══ THE RECORDS

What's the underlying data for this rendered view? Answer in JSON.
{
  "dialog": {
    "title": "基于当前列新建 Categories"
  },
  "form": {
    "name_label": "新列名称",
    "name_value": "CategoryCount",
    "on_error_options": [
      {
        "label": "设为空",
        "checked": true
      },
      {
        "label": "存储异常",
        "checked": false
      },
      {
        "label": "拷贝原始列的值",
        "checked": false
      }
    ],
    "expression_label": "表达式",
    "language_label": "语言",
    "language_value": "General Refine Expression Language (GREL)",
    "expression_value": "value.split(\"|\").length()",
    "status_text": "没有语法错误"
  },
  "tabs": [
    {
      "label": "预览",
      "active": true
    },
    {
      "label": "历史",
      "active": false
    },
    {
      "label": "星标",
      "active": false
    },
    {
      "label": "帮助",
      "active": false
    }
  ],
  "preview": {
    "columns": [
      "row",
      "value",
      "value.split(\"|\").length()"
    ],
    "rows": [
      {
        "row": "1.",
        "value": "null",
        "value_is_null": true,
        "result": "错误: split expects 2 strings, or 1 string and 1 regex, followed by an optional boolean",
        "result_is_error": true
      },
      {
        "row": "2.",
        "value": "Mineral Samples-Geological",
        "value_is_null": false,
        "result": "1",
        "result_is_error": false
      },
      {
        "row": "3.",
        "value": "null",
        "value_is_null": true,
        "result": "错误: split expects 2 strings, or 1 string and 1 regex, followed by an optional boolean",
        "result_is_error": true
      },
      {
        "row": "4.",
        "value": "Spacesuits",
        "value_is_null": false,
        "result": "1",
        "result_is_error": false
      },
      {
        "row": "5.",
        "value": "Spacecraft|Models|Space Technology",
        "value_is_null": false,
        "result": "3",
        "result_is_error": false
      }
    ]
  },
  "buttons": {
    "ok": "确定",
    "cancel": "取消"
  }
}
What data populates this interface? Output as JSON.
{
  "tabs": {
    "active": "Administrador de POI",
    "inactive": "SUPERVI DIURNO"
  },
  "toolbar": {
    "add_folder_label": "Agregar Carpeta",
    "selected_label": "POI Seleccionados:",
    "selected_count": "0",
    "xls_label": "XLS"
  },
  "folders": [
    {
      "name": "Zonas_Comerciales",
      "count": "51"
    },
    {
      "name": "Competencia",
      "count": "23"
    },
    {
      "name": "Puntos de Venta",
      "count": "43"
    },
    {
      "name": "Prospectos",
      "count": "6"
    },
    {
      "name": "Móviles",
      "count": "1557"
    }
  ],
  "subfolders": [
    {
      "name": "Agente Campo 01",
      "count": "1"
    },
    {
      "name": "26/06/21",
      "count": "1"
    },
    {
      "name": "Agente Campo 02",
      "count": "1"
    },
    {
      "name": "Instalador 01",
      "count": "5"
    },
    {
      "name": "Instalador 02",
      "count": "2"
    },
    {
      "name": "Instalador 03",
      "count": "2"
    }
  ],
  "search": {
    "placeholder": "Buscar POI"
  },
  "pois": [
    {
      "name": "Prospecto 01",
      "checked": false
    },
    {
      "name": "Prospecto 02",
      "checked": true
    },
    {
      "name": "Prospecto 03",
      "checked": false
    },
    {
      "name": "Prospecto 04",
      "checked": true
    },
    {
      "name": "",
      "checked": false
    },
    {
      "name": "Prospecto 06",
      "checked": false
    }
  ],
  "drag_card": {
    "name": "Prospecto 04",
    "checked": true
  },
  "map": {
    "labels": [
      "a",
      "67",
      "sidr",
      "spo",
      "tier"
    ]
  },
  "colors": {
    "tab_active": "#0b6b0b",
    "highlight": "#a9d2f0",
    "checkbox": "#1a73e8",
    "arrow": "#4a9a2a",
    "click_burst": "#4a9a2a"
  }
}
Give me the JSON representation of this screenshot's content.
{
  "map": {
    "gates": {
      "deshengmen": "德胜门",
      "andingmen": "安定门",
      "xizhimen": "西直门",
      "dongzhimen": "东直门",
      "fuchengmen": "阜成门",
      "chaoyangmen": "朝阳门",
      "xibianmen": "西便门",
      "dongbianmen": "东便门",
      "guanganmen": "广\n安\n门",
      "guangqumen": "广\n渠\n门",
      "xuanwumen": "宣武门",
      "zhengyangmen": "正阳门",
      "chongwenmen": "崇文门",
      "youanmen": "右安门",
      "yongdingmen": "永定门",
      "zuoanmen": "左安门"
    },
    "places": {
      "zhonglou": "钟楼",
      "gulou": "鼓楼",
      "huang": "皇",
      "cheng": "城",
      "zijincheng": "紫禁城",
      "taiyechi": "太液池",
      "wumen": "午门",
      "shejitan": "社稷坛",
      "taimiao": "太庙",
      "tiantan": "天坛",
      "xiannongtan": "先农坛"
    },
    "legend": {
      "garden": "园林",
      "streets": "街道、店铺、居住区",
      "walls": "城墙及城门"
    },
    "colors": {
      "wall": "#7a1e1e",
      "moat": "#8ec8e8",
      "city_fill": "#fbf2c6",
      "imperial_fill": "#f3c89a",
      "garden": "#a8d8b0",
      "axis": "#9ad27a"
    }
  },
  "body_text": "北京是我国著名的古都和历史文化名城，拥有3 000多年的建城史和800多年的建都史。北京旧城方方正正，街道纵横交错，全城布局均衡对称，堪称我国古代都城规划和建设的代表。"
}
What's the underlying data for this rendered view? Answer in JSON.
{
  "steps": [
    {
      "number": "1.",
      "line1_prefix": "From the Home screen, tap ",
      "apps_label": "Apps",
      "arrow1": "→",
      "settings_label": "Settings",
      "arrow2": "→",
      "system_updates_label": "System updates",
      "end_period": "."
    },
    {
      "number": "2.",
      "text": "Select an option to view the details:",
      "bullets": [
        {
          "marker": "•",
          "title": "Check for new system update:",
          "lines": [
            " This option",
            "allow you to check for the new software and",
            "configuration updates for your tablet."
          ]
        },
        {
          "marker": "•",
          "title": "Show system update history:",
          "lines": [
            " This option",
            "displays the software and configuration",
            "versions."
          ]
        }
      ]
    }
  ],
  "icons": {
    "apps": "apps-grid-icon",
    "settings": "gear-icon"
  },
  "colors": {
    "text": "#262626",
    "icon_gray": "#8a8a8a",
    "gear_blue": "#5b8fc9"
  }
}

════

PROBLEM STATEMENT: Restate the data above word for word, please.

RESULT OF THE EXERCISE:
What's the underlying data for this rendered view? Answer in JSON.
{
  "dialog": {
    "title": "基于当前列新建 Categories"
  },
  "form": {
    "name_label": "新列名称",
    "name_value": "CategoryCount",
    "on_error_options": [
      {
        "label": "设为空",
        "checked": true
      },
      {
        "label": "存储异常",
        "checked": false
      },
      {
        "label": "拷贝原始列的值",
        "checked": false
      }
    ],
    "expression_label": "表达式",
    "language_label": "语言",
    "language_value": "General Refine Expression Language (GREL)",
    "expression_value": "value.split(\"|\").length()",
    "status_text": "没有语法错误"
  },
  "tabs": [
    {
      "label": "预览",
      "active": true
    },
    {
      "label": "历史",
      "active": false
    },
    {
      "label": "星标",
      "active": false
    },
    {
      "label": "帮助",
      "active": false
    }
  ],
  "preview": {
    "columns": [
      "row",
      "value",
      "value.split(\"|\").length()"
    ],
    "rows": [
      {
        "row": "1.",
        "value": "null",
        "value_is_null": true,
        "result": "错误: split expects 2 strings, or 1 string and 1 regex, followed by an optional boolean",
        "result_is_error": true
      },
      {
        "row": "2.",
        "value": "Mineral Samples-Geological",
        "value_is_null": false,
        "result": "1",
        "result_is_error": false
      },
      {
        "row": "3.",
        "value": "null",
        "value_is_null": true,
        "result": "错误: split expects 2 strings, or 1 string and 1 regex, followed by an optional boolean",
        "result_is_error": true
      },
      {
        "row": "4.",
        "value": "Spacesuits",
        "value_is_null": false,
        "result": "1",
        "result_is_error": false
      },
      {
        "row": "5.",
        "value": "Spacecraft|Models|Space Technology",
        "value_is_null": false,
        "result": "3",
        "result_is_error": false
      }
    ]
  },
  "buttons": {
    "ok": "确定",
    "cancel": "取消"
  }
}
What data populates this interface? Output as JSON.
{
  "tabs": {
    "active": "Administrador de POI",
    "inactive": "SUPERVI DIURNO"
  },
  "toolbar": {
    "add_folder_label": "Agregar Carpeta",
    "selected_label": "POI Seleccionados:",
    "selected_count": "0",
    "xls_label": "XLS"
  },
  "folders": [
    {
      "name": "Zonas_Comerciales",
      "count": "51"
    },
    {
      "name": "Competencia",
      "count": "23"
    },
    {
      "name": "Puntos de Venta",
      "count": "43"
    },
    {
      "name": "Prospectos",
      "count": "6"
    },
    {
      "name": "Móviles",
      "count": "1557"
    }
  ],
  "subfolders": [
    {
      "name": "Agente Campo 01",
      "count": "1"
    },
    {
      "name": "26/06/21",
      "count": "1"
    },
    {
      "name": "Agente Campo 02",
      "count": "1"
    },
    {
      "name": "Instalador 01",
      "count": "5"
    },
    {
      "name": "Instalador 02",
      "count": "2"
    },
    {
      "name": "Instalador 03",
      "count": "2"
    }
  ],
  "search": {
    "placeholder": "Buscar POI"
  },
  "pois": [
    {
      "name": "Prospecto 01",
      "checked": false
    },
    {
      "name": "Prospecto 02",
      "checked": true
    },
    {
      "name": "Prospecto 03",
      "checked": false
    },
    {
      "name": "Prospecto 04",
      "checked": true
    },
    {
      "name": "",
      "checked": false
    },
    {
      "name": "Prospecto 06",
      "checked": false
    }
  ],
  "drag_card": {
    "name": "Prospecto 04",
    "checked": true
  },
  "map": {
    "labels": [
      "a",
      "67",
      "sidr",
      "spo",
      "tier"
    ]
  },
  "colors": {
    "tab_active": "#0b6b0b",
    "highlight": "#a9d2f0",
    "checkbox": "#1a73e8",
    "arrow": "#4a9a2a",
    "click_burst": "#4a9a2a"
  }
}
Give me the JSON representation of this screenshot's content.
{
  "map": {
    "gates": {
      "deshengmen": "德胜门",
      "andingmen": "安定门",
      "xizhimen": "西直门",
      "dongzhimen": "东直门",
      "fuchengmen": "阜成门",
      "chaoyangmen": "朝阳门",
      "xibianmen": "西便门",
      "dongbianmen": "东便门",
      "guanganmen": "广\n安\n门",
      "guangqumen": "广\n渠\n门",
      "xuanwumen": "宣武门",
      "zhengyangmen": "正阳门",
      "chongwenmen": "崇文门",
      "youanmen": "右安门",
      "yongdingmen": "永定门",
      "zuoanmen": "左安门"
    },
    "places": {
      "zhonglou": "钟楼",
      "gulou": "鼓楼",
      "huang": "皇",
      "cheng": "城",
      "zijincheng": "紫禁城",
      "taiyechi": "太液池",
      "wumen": "午门",
      "shejitan": "社稷坛",
      "taimiao": "太庙",
      "tiantan": "天坛",
      "xiannongtan": "先农坛"
    },
    "legend": {
      "garden": "园林",
      "streets": "街道、店铺、居住区",
      "walls": "城墙及城门"
    },
    "colors": {
      "wall": "#7a1e1e",
      "moat": "#8ec8e8",
      "city_fill": "#fbf2c6",
      "imperial_fill": "#f3c89a",
      "garden": "#a8d8b0",
      "axis": "#9ad27a"
    }
  },
  "body_text": "北京是我国著名的古都和历史文化名城，拥有3 000多年的建城史和800多年的建都史。北京旧城方方正正，街道纵横交错，全城布局均衡对称，堪称我国古代都城规划和建设的代表。"
}
What's the underlying data for this rendered view? Answer in JSON.
{
  "steps": [
    {
      "number": "1.",
      "line1_prefix": "From the Home screen, tap ",
      "apps_label": "Apps",
      "arrow1": "→",
      "settings_label": "Settings",
      "arrow2": "→",
      "system_updates_label": "System updates",
      "end_period": "."
    },
    {
      "number": "2.",
      "text": "Select an option to view the details:",
      "bullets": [
        {
          "marker": "•",
          "title": "Check for new system update:",
          "lines": [
            " This option",
            "allow you to check for the new software and",
            "configuration updates for your tablet."
          ]
        },
        {
          "marker": "•",
          "title": "Show system update history:",
          "lines": [
            " This option",
            "displays the software and configuration",
            "versions."
          ]
        }
      ]
    }
  ],
  "icons": {
    "apps": "apps-grid-icon",
    "settings": "gear-icon"
  },
  "colors": {
    "text": "#262626",
    "icon_gray": "#8a8a8a",
    "gear_blue": "#5b8fc9"
  }
}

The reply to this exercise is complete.